Exercise inputs:
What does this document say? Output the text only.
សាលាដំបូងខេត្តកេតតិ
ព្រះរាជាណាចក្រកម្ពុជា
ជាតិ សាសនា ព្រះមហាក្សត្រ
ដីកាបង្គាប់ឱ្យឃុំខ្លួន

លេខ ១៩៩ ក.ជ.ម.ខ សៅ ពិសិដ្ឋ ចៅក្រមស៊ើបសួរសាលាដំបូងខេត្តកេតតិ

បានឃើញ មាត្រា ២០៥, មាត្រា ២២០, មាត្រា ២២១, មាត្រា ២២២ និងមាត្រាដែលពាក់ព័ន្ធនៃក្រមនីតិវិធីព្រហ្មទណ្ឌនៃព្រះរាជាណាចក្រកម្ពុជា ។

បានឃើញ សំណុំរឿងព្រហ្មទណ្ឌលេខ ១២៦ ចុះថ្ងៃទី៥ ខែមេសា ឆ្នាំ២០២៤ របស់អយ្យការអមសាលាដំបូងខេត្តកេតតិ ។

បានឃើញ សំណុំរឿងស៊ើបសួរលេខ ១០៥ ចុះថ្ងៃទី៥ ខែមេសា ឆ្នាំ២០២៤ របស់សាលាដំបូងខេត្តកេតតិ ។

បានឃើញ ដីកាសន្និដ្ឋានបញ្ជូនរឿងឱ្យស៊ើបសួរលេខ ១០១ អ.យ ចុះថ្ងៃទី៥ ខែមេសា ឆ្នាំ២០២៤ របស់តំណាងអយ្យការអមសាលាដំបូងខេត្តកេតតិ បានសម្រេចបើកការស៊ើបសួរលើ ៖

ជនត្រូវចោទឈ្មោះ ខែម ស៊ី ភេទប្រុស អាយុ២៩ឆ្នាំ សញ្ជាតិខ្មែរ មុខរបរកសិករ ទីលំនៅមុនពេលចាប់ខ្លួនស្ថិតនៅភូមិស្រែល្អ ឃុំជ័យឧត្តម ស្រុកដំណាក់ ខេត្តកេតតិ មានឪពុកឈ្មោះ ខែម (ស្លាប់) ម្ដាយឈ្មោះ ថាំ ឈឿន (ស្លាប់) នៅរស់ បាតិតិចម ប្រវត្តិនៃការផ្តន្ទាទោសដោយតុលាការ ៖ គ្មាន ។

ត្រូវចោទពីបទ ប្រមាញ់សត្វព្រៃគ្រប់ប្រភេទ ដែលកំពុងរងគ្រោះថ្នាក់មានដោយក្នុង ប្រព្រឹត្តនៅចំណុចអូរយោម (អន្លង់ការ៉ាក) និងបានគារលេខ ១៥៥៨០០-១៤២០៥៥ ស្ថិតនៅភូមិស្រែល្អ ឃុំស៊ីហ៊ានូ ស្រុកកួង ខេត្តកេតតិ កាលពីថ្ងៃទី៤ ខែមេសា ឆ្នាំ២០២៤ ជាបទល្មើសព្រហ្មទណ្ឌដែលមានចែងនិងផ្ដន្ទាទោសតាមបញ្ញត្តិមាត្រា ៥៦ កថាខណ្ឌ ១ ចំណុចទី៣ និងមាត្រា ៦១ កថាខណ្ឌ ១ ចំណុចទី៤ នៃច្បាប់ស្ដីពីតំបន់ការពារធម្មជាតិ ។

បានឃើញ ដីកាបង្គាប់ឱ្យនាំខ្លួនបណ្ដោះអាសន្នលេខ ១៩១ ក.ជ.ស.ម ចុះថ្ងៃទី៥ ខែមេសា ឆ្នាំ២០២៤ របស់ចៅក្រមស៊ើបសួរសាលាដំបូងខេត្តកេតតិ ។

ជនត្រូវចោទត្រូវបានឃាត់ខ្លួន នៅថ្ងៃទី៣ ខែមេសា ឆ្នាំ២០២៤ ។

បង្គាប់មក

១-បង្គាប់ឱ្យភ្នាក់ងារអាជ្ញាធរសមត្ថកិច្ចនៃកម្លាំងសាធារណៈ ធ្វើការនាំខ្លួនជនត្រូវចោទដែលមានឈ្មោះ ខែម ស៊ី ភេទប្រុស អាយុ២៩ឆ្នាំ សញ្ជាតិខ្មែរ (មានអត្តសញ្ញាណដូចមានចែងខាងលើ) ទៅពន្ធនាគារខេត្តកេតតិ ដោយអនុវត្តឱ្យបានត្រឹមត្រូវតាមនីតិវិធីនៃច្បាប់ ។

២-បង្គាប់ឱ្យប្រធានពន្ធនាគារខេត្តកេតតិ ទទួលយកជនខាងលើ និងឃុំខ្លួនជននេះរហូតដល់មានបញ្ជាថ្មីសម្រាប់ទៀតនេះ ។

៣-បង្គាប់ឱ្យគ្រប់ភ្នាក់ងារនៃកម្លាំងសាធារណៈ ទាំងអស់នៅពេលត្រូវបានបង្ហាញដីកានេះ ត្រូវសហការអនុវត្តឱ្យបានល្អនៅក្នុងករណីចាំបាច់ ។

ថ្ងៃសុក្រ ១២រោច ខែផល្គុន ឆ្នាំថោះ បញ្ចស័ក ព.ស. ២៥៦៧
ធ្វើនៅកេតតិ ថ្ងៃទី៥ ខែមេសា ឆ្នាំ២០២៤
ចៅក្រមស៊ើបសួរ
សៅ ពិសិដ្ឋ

Exercise instructions:
Extract all of the material exactly as it is written.

Response:
What does this document say? Output the text only.
សាលាដំបូងខេត្តកេតតិ
ព្រះរាជាណាចក្រកម្ពុជា
ជាតិ សាសនា ព្រះមហាក្សត្រ
ដីកាបង្គាប់ឱ្យឃុំខ្លួន

លេខ ១៩៩ ក.ជ.ម.ខ សៅ ពិសិដ្ឋ ចៅក្រមស៊ើបសួរសាលាដំបូងខេត្តកេតតិ

បានឃើញ មាត្រា ២០៥, មាត្រា ២២០, មាត្រា ២២១, មាត្រា ២២២ និងមាត្រាដែលពាក់ព័ន្ធនៃក្រមនីតិវិធីព្រហ្មទណ្ឌនៃព្រះរាជាណាចក្រកម្ពុជា ។

បានឃើញ សំណុំរឿងព្រហ្មទណ្ឌលេខ ១២៦ ចុះថ្ងៃទី៥ ខែមេសា ឆ្នាំ២០២៤ របស់អយ្យការអមសាលាដំបូងខេត្តកេតតិ ។

បានឃើញ សំណុំរឿងស៊ើបសួរលេខ ១០៥ ចុះថ្ងៃទី៥ ខែមេសា ឆ្នាំ២០២៤ របស់សាលាដំបូងខេត្តកេតតិ ។

បានឃើញ ដីកាសន្និដ្ឋានបញ្ជូនរឿងឱ្យស៊ើបសួរលេខ ១០១ អ.យ ចុះថ្ងៃទី៥ ខែមេសា ឆ្នាំ២០២៤ របស់តំណាងអយ្យការអមសាលាដំបូងខេត្តកេតតិ បានសម្រេចបើកការស៊ើបសួរលើ ៖

ជនត្រូវចោទឈ្មោះ ខែម ស៊ី ភេទប្រុស អាយុ២៩ឆ្នាំ សញ្ជាតិខ្មែរ មុខរបរកសិករ ទីលំនៅមុនពេលចាប់ខ្លួនស្ថិតនៅភូមិស្រែល្អ ឃុំជ័យឧត្តម ស្រុកដំណាក់ ខេត្តកេតតិ មានឪពុកឈ្មោះ ខែម (ស្លាប់) ម្ដាយឈ្មោះ ថាំ ឈឿន (ស្លាប់) នៅរស់ បាតិតិចម ប្រវត្តិនៃការផ្តន្ទាទោសដោយតុលាការ ៖ គ្មាន ។

ត្រូវចោទពីបទ ប្រមាញ់សត្វព្រៃគ្រប់ប្រភេទ ដែលកំពុងរងគ្រោះថ្នាក់មានដោយក្នុង ប្រព្រឹត្តនៅចំណុចអូរយោម (អន្លង់ការ៉ាក) និងបានគារលេខ ១៥៥៨០០-១៤២០៥៥ ស្ថិតនៅភូមិស្រែល្អ ឃុំស៊ីហ៊ានូ ស្រុកកួង ខេត្តកេតតិ កាលពីថ្ងៃទី៤ ខែមេសា ឆ្នាំ២០២៤ ជាបទល្មើសព្រហ្មទណ្ឌដែលមានចែងនិងផ្ដន្ទាទោសតាមបញ្ញត្តិមាត្រា ៥៦ កថាខណ្ឌ ១ ចំណុចទី៣ និងមាត្រា ៦១ កថាខណ្ឌ ១ ចំណុចទី៤ នៃច្បាប់ស្ដីពីតំបន់ការពារធម្មជាតិ ។

បានឃើញ ដីកាបង្គាប់ឱ្យនាំខ្លួនបណ្ដោះអាសន្នលេខ ១៩១ ក.ជ.ស.ម ចុះថ្ងៃទី៥ ខែមេសា ឆ្នាំ២០២៤ របស់ចៅក្រមស៊ើបសួរសាលាដំបូងខេត្តកេតតិ ។

ជនត្រូវចោទត្រូវបានឃាត់ខ្លួន នៅថ្ងៃទី៣ ខែមេសា ឆ្នាំ២០២៤ ។

បង្គាប់មក

១-បង្គាប់ឱ្យភ្នាក់ងារអាជ្ញាធរសមត្ថកិច្ចនៃកម្លាំងសាធារណៈ ធ្វើការនាំខ្លួនជនត្រូវចោទដែលមានឈ្មោះ ខែម ស៊ី ភេទប្រុស អាយុ២៩ឆ្នាំ សញ្ជាតិខ្មែរ (មានអត្តសញ្ញាណដូចមានចែងខាងលើ) ទៅពន្ធនាគារខេត្តកេតតិ ដោយអនុវត្តឱ្យបានត្រឹមត្រូវតាមនីតិវិធីនៃច្បាប់ ។

២-បង្គាប់ឱ្យប្រធានពន្ធនាគារខេត្តកេតតិ ទទួលយកជនខាងលើ និងឃុំខ្លួនជននេះរហូតដល់មានបញ្ជាថ្មីសម្រាប់ទៀតនេះ ។

៣-បង្គាប់ឱ្យគ្រប់ភ្នាក់ងារនៃកម្លាំងសាធារណៈ ទាំងអស់នៅពេលត្រូវបានបង្ហាញដីកានេះ ត្រូវសហការអនុវត្តឱ្យបានល្អនៅក្នុងករណីចាំបាច់ ។

ថ្ងៃសុក្រ ១២រោច ខែផល្គុន ឆ្នាំថោះ បញ្ចស័ក ព.ស. ២៥៦៧
ធ្វើនៅកេតតិ ថ្ងៃទី៥ ខែមេសា ឆ្នាំ២០២៤
ចៅក្រមស៊ើបសួរ
សៅ ពិសិដ្ឋ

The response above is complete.